SET TASK => Only the pictures are to be left out; set down the rest of the records exactly.

▽

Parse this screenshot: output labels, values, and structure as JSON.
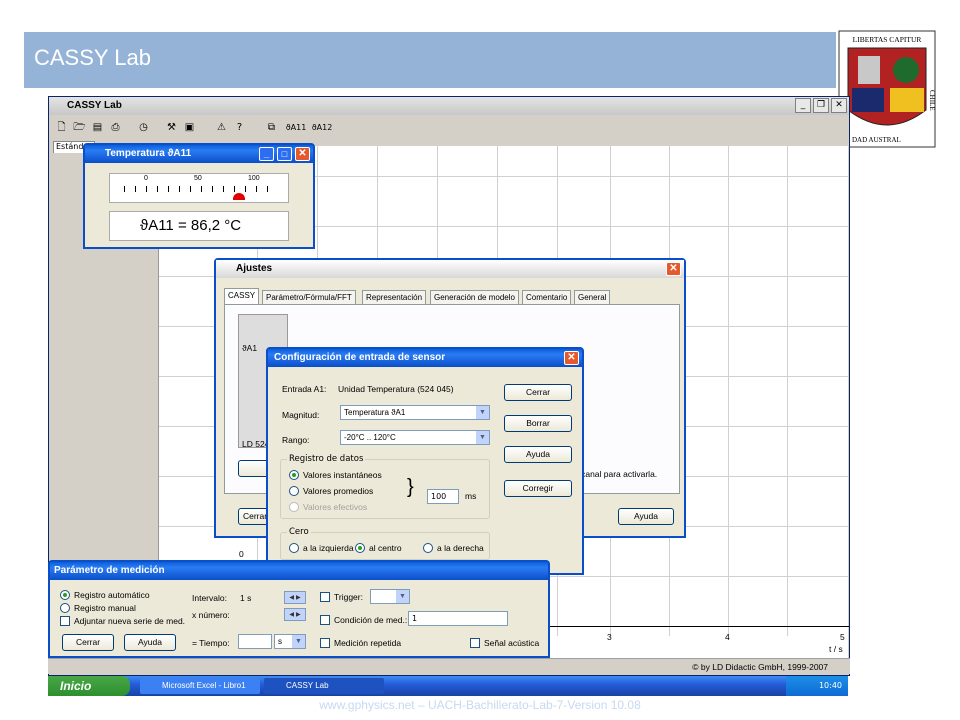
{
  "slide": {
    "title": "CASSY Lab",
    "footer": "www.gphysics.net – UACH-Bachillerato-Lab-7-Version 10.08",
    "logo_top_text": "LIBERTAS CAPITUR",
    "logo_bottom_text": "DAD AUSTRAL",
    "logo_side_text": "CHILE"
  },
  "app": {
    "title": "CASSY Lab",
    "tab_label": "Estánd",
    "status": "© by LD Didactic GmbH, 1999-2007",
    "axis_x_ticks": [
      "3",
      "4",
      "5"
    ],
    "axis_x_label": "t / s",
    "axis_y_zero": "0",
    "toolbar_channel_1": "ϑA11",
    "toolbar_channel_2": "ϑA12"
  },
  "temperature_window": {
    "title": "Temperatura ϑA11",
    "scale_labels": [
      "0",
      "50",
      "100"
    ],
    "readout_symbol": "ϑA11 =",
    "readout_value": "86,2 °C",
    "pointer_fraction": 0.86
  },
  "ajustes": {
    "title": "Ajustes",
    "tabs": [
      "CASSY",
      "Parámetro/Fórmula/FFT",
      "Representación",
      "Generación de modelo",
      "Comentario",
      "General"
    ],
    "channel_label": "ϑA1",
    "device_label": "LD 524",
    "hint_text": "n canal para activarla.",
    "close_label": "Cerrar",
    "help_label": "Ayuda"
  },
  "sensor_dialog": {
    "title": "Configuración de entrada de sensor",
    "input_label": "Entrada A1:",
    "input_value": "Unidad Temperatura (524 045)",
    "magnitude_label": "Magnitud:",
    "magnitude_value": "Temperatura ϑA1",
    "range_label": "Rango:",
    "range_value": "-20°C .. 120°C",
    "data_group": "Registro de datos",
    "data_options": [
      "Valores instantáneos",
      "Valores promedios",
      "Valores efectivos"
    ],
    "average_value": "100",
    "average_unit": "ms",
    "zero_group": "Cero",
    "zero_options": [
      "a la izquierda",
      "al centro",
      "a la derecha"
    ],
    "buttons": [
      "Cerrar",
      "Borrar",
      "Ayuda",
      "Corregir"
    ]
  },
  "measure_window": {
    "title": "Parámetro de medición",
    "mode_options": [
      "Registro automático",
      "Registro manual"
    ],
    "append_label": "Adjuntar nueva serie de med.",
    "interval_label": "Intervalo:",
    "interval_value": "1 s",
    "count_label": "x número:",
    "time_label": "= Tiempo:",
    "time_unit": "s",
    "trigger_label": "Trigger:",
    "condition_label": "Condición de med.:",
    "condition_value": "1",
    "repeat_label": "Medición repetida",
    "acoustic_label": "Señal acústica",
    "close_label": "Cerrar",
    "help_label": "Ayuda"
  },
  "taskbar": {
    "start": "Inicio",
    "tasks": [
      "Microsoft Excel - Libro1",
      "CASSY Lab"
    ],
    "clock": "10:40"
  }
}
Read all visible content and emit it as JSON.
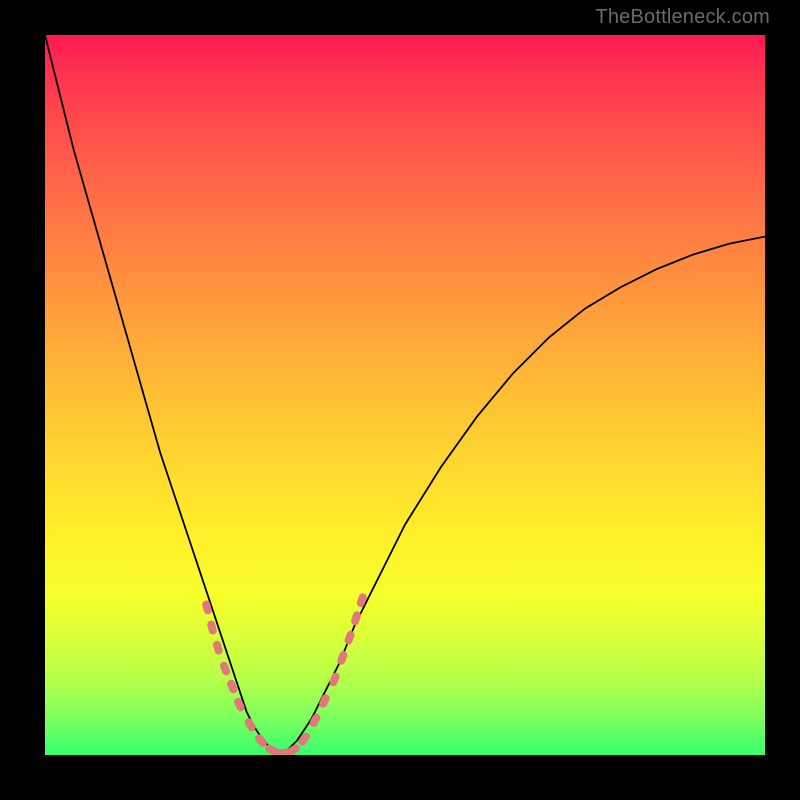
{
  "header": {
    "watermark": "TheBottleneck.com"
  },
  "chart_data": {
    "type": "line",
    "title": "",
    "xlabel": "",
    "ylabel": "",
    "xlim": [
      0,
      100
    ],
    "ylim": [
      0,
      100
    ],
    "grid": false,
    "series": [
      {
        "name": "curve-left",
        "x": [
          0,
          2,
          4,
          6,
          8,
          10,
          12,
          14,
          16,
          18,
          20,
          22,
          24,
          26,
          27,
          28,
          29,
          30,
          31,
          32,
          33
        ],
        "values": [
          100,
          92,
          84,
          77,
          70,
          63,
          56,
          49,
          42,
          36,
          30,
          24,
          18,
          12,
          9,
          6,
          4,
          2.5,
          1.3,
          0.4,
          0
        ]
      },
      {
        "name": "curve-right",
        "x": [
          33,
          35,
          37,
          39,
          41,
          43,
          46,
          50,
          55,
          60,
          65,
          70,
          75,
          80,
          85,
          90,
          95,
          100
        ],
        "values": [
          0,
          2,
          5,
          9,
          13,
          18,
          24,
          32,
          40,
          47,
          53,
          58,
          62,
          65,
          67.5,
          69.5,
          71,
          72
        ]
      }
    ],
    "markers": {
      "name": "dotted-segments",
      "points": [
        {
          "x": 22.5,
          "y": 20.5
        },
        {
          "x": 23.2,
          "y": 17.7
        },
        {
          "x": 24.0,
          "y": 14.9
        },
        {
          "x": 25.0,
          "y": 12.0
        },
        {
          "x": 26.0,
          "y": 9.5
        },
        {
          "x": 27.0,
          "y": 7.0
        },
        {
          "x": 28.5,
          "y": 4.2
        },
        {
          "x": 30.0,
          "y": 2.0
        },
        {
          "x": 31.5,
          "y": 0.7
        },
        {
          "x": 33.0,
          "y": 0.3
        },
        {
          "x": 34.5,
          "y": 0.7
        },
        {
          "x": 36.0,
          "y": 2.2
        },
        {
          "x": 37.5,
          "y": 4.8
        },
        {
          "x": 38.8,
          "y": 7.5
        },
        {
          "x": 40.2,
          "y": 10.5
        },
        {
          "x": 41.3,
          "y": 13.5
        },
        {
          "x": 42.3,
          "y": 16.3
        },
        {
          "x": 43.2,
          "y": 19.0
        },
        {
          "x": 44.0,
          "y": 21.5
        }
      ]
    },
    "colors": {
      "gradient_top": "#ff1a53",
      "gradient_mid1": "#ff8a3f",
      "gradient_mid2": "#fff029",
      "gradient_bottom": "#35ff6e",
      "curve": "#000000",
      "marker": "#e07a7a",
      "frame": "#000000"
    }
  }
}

△

WORKED ANSWER =>
Parse this screenshot: output labels, values, and structure as JSON.
{
  "slide": {
    "title": "CASSY Lab",
    "footer": "www.gphysics.net – UACH-Bachillerato-Lab-7-Version 10.08",
    "logo_top_text": "LIBERTAS CAPITUR",
    "logo_bottom_text": "DAD AUSTRAL",
    "logo_side_text": "CHILE"
  },
  "app": {
    "title": "CASSY Lab",
    "tab_label": "Estánd",
    "status": "© by LD Didactic GmbH, 1999-2007",
    "axis_x_ticks": [
      "3",
      "4",
      "5"
    ],
    "axis_x_label": "t / s",
    "axis_y_zero": "0",
    "toolbar_channel_1": "ϑA11",
    "toolbar_channel_2": "ϑA12"
  },
  "temperature_window": {
    "title": "Temperatura ϑA11",
    "scale_labels": [
      "0",
      "50",
      "100"
    ],
    "readout_symbol": "ϑA11 =",
    "readout_value": "86,2 °C",
    "pointer_fraction": 0.86
  },
  "ajustes": {
    "title": "Ajustes",
    "tabs": [
      "CASSY",
      "Parámetro/Fórmula/FFT",
      "Representación",
      "Generación de modelo",
      "Comentario",
      "General"
    ],
    "channel_label": "ϑA1",
    "device_label": "LD 524",
    "hint_text": "n canal para activarla.",
    "close_label": "Cerrar",
    "help_label": "Ayuda"
  },
  "sensor_dialog": {
    "title": "Configuración de entrada de sensor",
    "input_label": "Entrada A1:",
    "input_value": "Unidad Temperatura (524 045)",
    "magnitude_label": "Magnitud:",
    "magnitude_value": "Temperatura ϑA1",
    "range_label": "Rango:",
    "range_value": "-20°C .. 120°C",
    "data_group": "Registro de datos",
    "data_options": [
      "Valores instantáneos",
      "Valores promedios",
      "Valores efectivos"
    ],
    "average_value": "100",
    "average_unit": "ms",
    "zero_group": "Cero",
    "zero_options": [
      "a la izquierda",
      "al centro",
      "a la derecha"
    ],
    "buttons": [
      "Cerrar",
      "Borrar",
      "Ayuda",
      "Corregir"
    ]
  },
  "measure_window": {
    "title": "Parámetro de medición",
    "mode_options": [
      "Registro automático",
      "Registro manual"
    ],
    "append_label": "Adjuntar nueva serie de med.",
    "interval_label": "Intervalo:",
    "interval_value": "1 s",
    "count_label": "x número:",
    "time_label": "= Tiempo:",
    "time_unit": "s",
    "trigger_label": "Trigger:",
    "condition_label": "Condición de med.:",
    "condition_value": "1",
    "repeat_label": "Medición repetida",
    "acoustic_label": "Señal acústica",
    "close_label": "Cerrar",
    "help_label": "Ayuda"
  },
  "taskbar": {
    "start": "Inicio",
    "tasks": [
      "Microsoft Excel - Libro1",
      "CASSY Lab"
    ],
    "clock": "10:40"
  }
}
Read all visible content and emit it as JSON.
{
  "header": {
    "watermark": "TheBottleneck.com"
  },
  "chart_data": {
    "type": "line",
    "title": "",
    "xlabel": "",
    "ylabel": "",
    "xlim": [
      0,
      100
    ],
    "ylim": [
      0,
      100
    ],
    "grid": false,
    "series": [
      {
        "name": "curve-left",
        "x": [
          0,
          2,
          4,
          6,
          8,
          10,
          12,
          14,
          16,
          18,
          20,
          22,
          24,
          26,
          27,
          28,
          29,
          30,
          31,
          32,
          33
        ],
        "values": [
          100,
          92,
          84,
          77,
          70,
          63,
          56,
          49,
          42,
          36,
          30,
          24,
          18,
          12,
          9,
          6,
          4,
          2.5,
          1.3,
          0.4,
          0
        ]
      },
      {
        "name": "curve-right",
        "x": [
          33,
          35,
          37,
          39,
          41,
          43,
          46,
          50,
          55,
          60,
          65,
          70,
          75,
          80,
          85,
          90,
          95,
          100
        ],
        "values": [
          0,
          2,
          5,
          9,
          13,
          18,
          24,
          32,
          40,
          47,
          53,
          58,
          62,
          65,
          67.5,
          69.5,
          71,
          72
        ]
      }
    ],
    "markers": {
      "name": "dotted-segments",
      "points": [
        {
          "x": 22.5,
          "y": 20.5
        },
        {
          "x": 23.2,
          "y": 17.7
        },
        {
          "x": 24.0,
          "y": 14.9
        },
        {
          "x": 25.0,
          "y": 12.0
        },
        {
          "x": 26.0,
          "y": 9.5
        },
        {
          "x": 27.0,
          "y": 7.0
        },
        {
          "x": 28.5,
          "y": 4.2
        },
        {
          "x": 30.0,
          "y": 2.0
        },
        {
          "x": 31.5,
          "y": 0.7
        },
        {
          "x": 33.0,
          "y": 0.3
        },
        {
          "x": 34.5,
          "y": 0.7
        },
        {
          "x": 36.0,
          "y": 2.2
        },
        {
          "x": 37.5,
          "y": 4.8
        },
        {
          "x": 38.8,
          "y": 7.5
        },
        {
          "x": 40.2,
          "y": 10.5
        },
        {
          "x": 41.3,
          "y": 13.5
        },
        {
          "x": 42.3,
          "y": 16.3
        },
        {
          "x": 43.2,
          "y": 19.0
        },
        {
          "x": 44.0,
          "y": 21.5
        }
      ]
    },
    "colors": {
      "gradient_top": "#ff1a53",
      "gradient_mid1": "#ff8a3f",
      "gradient_mid2": "#fff029",
      "gradient_bottom": "#35ff6e",
      "curve": "#000000",
      "marker": "#e07a7a",
      "frame": "#000000"
    }
  }
}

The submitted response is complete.